## Written exercise:
Lines holding the string "Total" are the ones to copy; find them all in the data.

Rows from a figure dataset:
----
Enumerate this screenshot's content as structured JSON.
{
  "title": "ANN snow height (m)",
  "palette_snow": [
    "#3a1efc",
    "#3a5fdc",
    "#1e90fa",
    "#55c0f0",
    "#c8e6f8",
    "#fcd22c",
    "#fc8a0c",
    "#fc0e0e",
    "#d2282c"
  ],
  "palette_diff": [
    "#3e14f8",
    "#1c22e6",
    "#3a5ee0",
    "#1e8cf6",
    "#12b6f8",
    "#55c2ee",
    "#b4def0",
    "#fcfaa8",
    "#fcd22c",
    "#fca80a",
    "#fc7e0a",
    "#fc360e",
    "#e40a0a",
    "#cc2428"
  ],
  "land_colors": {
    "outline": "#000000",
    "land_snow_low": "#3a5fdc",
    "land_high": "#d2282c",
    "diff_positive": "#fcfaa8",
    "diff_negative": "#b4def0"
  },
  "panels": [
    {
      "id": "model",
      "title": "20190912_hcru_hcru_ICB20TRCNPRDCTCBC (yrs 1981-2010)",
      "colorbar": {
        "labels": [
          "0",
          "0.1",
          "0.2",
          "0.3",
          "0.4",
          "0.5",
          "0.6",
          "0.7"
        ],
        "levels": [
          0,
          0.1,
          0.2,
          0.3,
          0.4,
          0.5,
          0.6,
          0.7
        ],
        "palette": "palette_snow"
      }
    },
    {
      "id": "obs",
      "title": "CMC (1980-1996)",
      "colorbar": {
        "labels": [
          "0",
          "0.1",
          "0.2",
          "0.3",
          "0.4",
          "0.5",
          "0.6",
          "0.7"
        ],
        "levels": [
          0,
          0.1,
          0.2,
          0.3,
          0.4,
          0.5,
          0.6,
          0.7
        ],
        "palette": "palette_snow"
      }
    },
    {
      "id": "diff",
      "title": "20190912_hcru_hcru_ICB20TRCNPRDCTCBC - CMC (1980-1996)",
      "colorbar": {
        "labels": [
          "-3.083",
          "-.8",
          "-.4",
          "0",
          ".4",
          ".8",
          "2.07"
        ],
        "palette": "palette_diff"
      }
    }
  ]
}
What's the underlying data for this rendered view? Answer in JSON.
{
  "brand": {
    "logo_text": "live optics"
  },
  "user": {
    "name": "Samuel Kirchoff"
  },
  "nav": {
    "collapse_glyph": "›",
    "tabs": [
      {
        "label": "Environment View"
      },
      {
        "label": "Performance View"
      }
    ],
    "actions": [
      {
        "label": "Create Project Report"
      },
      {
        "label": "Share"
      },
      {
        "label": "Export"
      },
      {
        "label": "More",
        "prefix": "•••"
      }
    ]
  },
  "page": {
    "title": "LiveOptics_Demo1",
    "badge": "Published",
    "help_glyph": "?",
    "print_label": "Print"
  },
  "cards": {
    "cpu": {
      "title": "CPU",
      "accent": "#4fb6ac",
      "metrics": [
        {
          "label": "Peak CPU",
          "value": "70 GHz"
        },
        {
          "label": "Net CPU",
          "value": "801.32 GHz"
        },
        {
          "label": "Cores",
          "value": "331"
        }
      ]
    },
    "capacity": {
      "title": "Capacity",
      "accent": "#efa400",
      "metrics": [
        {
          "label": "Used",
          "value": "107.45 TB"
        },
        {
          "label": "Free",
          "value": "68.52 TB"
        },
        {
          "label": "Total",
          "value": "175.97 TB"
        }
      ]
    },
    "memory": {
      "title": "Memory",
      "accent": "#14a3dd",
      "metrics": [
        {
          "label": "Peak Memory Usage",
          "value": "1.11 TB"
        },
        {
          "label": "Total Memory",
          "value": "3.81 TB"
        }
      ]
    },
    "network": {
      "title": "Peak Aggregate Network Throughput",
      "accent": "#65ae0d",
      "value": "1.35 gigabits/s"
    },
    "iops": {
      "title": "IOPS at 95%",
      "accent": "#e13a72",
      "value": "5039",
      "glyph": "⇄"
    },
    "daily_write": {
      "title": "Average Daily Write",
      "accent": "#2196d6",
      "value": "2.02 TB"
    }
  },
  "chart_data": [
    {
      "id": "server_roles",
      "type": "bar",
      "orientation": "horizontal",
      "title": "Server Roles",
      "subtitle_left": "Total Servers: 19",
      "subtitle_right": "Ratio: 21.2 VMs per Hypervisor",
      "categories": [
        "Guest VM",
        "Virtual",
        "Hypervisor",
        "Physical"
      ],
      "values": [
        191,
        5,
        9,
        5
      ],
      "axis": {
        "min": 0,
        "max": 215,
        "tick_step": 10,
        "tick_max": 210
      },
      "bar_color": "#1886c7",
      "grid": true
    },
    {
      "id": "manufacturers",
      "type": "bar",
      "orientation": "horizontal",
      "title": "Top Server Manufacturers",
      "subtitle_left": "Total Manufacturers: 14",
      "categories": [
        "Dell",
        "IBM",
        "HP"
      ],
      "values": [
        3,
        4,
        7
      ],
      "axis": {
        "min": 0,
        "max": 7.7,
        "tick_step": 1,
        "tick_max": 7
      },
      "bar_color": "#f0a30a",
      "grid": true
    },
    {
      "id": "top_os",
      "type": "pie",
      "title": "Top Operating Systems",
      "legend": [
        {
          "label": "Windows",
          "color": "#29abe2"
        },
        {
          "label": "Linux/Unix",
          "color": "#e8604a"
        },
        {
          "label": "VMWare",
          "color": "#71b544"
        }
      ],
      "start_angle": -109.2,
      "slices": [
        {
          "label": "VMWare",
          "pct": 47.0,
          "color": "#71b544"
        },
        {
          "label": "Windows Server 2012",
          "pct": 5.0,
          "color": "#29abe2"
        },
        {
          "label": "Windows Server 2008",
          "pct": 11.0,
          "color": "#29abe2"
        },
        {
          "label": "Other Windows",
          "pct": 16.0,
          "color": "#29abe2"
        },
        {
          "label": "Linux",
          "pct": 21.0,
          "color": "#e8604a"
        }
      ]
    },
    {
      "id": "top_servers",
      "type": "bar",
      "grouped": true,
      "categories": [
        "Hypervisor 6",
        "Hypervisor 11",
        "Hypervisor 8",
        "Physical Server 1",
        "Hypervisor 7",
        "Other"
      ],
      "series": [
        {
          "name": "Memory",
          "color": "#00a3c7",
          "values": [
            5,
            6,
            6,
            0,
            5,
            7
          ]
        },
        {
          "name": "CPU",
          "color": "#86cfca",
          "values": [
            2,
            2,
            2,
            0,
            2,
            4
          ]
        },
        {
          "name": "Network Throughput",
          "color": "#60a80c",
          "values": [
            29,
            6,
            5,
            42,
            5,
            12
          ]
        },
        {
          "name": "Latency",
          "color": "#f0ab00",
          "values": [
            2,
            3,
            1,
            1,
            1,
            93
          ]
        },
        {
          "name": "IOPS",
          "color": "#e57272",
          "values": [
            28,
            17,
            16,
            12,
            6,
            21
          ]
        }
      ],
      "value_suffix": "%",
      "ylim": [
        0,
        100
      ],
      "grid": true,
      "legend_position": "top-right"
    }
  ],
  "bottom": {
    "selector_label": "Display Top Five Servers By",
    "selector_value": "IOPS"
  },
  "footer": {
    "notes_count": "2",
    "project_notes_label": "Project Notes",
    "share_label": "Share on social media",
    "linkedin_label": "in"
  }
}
----
## Result of this exercise:
          "label": "Total",
          "label": "Total Memory",
      "subtitle_left": "Total Servers: 19",
      "subtitle_left": "Total Manufacturers: 14",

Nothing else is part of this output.